EXERCISE BRIEF
Produce an exact copy of all the records.

Dataset items

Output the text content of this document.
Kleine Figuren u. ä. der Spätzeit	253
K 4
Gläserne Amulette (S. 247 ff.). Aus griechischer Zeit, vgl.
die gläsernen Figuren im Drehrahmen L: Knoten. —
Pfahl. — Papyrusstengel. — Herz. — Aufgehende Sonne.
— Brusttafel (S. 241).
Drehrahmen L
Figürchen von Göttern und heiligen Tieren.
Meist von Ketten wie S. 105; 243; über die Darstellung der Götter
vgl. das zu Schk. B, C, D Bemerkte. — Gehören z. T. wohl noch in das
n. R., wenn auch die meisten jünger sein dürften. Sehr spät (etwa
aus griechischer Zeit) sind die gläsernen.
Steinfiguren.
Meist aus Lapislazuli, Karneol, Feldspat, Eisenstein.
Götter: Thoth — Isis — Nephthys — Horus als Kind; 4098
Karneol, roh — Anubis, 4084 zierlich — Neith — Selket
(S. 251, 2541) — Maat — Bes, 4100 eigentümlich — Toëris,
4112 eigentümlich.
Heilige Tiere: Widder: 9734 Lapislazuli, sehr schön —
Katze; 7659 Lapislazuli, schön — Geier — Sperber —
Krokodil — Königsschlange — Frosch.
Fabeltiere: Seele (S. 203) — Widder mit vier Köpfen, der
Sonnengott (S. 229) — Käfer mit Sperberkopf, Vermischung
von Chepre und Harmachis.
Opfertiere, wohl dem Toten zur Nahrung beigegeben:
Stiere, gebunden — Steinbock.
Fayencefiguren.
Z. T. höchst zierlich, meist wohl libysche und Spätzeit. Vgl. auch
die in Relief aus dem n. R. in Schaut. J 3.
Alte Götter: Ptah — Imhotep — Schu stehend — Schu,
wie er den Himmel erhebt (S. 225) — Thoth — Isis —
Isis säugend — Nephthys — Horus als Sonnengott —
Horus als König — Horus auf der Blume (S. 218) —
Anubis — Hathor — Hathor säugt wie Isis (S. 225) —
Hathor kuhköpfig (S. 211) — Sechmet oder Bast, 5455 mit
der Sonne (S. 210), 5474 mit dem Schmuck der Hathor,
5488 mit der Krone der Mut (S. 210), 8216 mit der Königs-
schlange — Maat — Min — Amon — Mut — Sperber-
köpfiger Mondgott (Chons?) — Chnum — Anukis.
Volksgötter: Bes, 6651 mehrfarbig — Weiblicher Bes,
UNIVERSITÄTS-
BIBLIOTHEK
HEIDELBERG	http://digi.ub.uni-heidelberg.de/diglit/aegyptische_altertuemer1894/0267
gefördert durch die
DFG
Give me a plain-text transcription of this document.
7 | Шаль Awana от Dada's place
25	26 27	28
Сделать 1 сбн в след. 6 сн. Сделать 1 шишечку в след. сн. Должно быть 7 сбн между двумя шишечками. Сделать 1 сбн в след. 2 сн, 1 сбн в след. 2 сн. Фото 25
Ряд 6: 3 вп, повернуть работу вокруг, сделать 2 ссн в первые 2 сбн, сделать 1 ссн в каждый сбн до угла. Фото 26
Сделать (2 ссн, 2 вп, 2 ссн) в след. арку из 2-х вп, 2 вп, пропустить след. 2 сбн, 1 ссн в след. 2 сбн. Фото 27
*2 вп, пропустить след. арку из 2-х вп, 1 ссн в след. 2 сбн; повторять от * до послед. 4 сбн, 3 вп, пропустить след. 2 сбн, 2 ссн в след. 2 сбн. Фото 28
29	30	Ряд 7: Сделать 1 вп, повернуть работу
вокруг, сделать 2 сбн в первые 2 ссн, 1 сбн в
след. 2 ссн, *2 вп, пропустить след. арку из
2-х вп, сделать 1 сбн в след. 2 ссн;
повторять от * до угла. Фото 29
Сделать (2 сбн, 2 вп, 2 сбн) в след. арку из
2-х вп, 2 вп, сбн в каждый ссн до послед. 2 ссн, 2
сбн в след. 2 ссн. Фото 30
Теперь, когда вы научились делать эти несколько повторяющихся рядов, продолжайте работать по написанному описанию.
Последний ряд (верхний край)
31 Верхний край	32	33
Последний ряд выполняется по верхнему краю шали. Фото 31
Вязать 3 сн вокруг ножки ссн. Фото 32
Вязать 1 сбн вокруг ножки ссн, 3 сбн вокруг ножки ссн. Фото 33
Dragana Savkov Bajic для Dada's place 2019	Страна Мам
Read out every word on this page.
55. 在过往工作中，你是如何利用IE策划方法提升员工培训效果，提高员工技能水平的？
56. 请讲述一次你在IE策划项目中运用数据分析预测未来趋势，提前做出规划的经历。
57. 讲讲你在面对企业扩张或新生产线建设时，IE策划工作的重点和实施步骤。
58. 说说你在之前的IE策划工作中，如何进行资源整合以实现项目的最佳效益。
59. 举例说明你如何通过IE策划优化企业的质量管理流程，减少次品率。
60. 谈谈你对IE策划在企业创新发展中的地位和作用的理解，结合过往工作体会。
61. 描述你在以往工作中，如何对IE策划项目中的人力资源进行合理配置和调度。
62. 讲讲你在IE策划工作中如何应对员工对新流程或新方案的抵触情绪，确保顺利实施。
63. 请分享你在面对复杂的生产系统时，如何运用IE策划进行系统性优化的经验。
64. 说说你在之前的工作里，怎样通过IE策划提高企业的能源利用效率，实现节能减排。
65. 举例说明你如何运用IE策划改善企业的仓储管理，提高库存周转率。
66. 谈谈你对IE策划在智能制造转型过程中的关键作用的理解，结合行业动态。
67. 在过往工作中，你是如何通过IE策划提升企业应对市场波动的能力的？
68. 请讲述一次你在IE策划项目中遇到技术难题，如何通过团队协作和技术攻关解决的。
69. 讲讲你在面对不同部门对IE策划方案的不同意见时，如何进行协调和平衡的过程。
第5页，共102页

SOLUTION FOR THIS PROBLEM
Output the text content of this document.
Kleine Figuren u. ä. der Spätzeit	253
K 4
Gläserne Amulette (S. 247 ff.). Aus griechischer Zeit, vgl.
die gläsernen Figuren im Drehrahmen L: Knoten. —
Pfahl. — Papyrusstengel. — Herz. — Aufgehende Sonne.
— Brusttafel (S. 241).
Drehrahmen L
Figürchen von Göttern und heiligen Tieren.
Meist von Ketten wie S. 105; 243; über die Darstellung der Götter
vgl. das zu Schk. B, C, D Bemerkte. — Gehören z. T. wohl noch in das
n. R., wenn auch die meisten jünger sein dürften. Sehr spät (etwa
aus griechischer Zeit) sind die gläsernen.
Steinfiguren.
Meist aus Lapislazuli, Karneol, Feldspat, Eisenstein.
Götter: Thoth — Isis — Nephthys — Horus als Kind; 4098
Karneol, roh — Anubis, 4084 zierlich — Neith — Selket
(S. 251, 2541) — Maat — Bes, 4100 eigentümlich — Toëris,
4112 eigentümlich.
Heilige Tiere: Widder: 9734 Lapislazuli, sehr schön —
Katze; 7659 Lapislazuli, schön — Geier — Sperber —
Krokodil — Königsschlange — Frosch.
Fabeltiere: Seele (S. 203) — Widder mit vier Köpfen, der
Sonnengott (S. 229) — Käfer mit Sperberkopf, Vermischung
von Chepre und Harmachis.
Opfertiere, wohl dem Toten zur Nahrung beigegeben:
Stiere, gebunden — Steinbock.
Fayencefiguren.
Z. T. höchst zierlich, meist wohl libysche und Spätzeit. Vgl. auch
die in Relief aus dem n. R. in Schaut. J 3.
Alte Götter: Ptah — Imhotep — Schu stehend — Schu,
wie er den Himmel erhebt (S. 225) — Thoth — Isis —
Isis säugend — Nephthys — Horus als Sonnengott —
Horus als König — Horus auf der Blume (S. 218) —
Anubis — Hathor — Hathor säugt wie Isis (S. 225) —
Hathor kuhköpfig (S. 211) — Sechmet oder Bast, 5455 mit
der Sonne (S. 210), 5474 mit dem Schmuck der Hathor,
5488 mit der Krone der Mut (S. 210), 8216 mit der Königs-
schlange — Maat — Min — Amon — Mut — Sperber-
köpfiger Mondgott (Chons?) — Chnum — Anukis.
Volksgötter: Bes, 6651 mehrfarbig — Weiblicher Bes,
UNIVERSITÄTS-
BIBLIOTHEK
HEIDELBERG	http://digi.ub.uni-heidelberg.de/diglit/aegyptische_altertuemer1894/0267
gefördert durch die
DFG
Give me a plain-text transcription of this document.
7 | Шаль Awana от Dada's place
25	26 27	28
Сделать 1 сбн в след. 6 сн. Сделать 1 шишечку в след. сн. Должно быть 7 сбн между двумя шишечками. Сделать 1 сбн в след. 2 сн, 1 сбн в след. 2 сн. Фото 25
Ряд 6: 3 вп, повернуть работу вокруг, сделать 2 ссн в первые 2 сбн, сделать 1 ссн в каждый сбн до угла. Фото 26
Сделать (2 ссн, 2 вп, 2 ссн) в след. арку из 2-х вп, 2 вп, пропустить след. 2 сбн, 1 ссн в след. 2 сбн. Фото 27
*2 вп, пропустить след. арку из 2-х вп, 1 ссн в след. 2 сбн; повторять от * до послед. 4 сбн, 3 вп, пропустить след. 2 сбн, 2 ссн в след. 2 сбн. Фото 28
29	30	Ряд 7: Сделать 1 вп, повернуть работу
вокруг, сделать 2 сбн в первые 2 ссн, 1 сбн в
след. 2 ссн, *2 вп, пропустить след. арку из
2-х вп, сделать 1 сбн в след. 2 ссн;
повторять от * до угла. Фото 29
Сделать (2 сбн, 2 вп, 2 сбн) в след. арку из
2-х вп, 2 вп, сбн в каждый ссн до послед. 2 ссн, 2
сбн в след. 2 ссн. Фото 30
Теперь, когда вы научились делать эти несколько повторяющихся рядов, продолжайте работать по написанному описанию.
Последний ряд (верхний край)
31 Верхний край	32	33
Последний ряд выполняется по верхнему краю шали. Фото 31
Вязать 3 сн вокруг ножки ссн. Фото 32
Вязать 1 сбн вокруг ножки ссн, 3 сбн вокруг ножки ссн. Фото 33
Dragana Savkov Bajic для Dada's place 2019	Страна Мам
Read out every word on this page.
55. 在过往工作中，你是如何利用IE策划方法提升员工培训效果，提高员工技能水平的？
56. 请讲述一次你在IE策划项目中运用数据分析预测未来趋势，提前做出规划的经历。
57. 讲讲你在面对企业扩张或新生产线建设时，IE策划工作的重点和实施步骤。
58. 说说你在之前的IE策划工作中，如何进行资源整合以实现项目的最佳效益。
59. 举例说明你如何通过IE策划优化企业的质量管理流程，减少次品率。
60. 谈谈你对IE策划在企业创新发展中的地位和作用的理解，结合过往工作体会。
61. 描述你在以往工作中，如何对IE策划项目中的人力资源进行合理配置和调度。
62. 讲讲你在IE策划工作中如何应对员工对新流程或新方案的抵触情绪，确保顺利实施。
63. 请分享你在面对复杂的生产系统时，如何运用IE策划进行系统性优化的经验。
64. 说说你在之前的工作里，怎样通过IE策划提高企业的能源利用效率，实现节能减排。
65. 举例说明你如何运用IE策划改善企业的仓储管理，提高库存周转率。
66. 谈谈你对IE策划在智能制造转型过程中的关键作用的理解，结合行业动态。
67. 在过往工作中，你是如何通过IE策划提升企业应对市场波动的能力的？
68. 请讲述一次你在IE策划项目中遇到技术难题，如何通过团队协作和技术攻关解决的。
69. 讲讲你在面对不同部门对IE策划方案的不同意见时，如何进行协调和平衡的过程。
第5页，共102页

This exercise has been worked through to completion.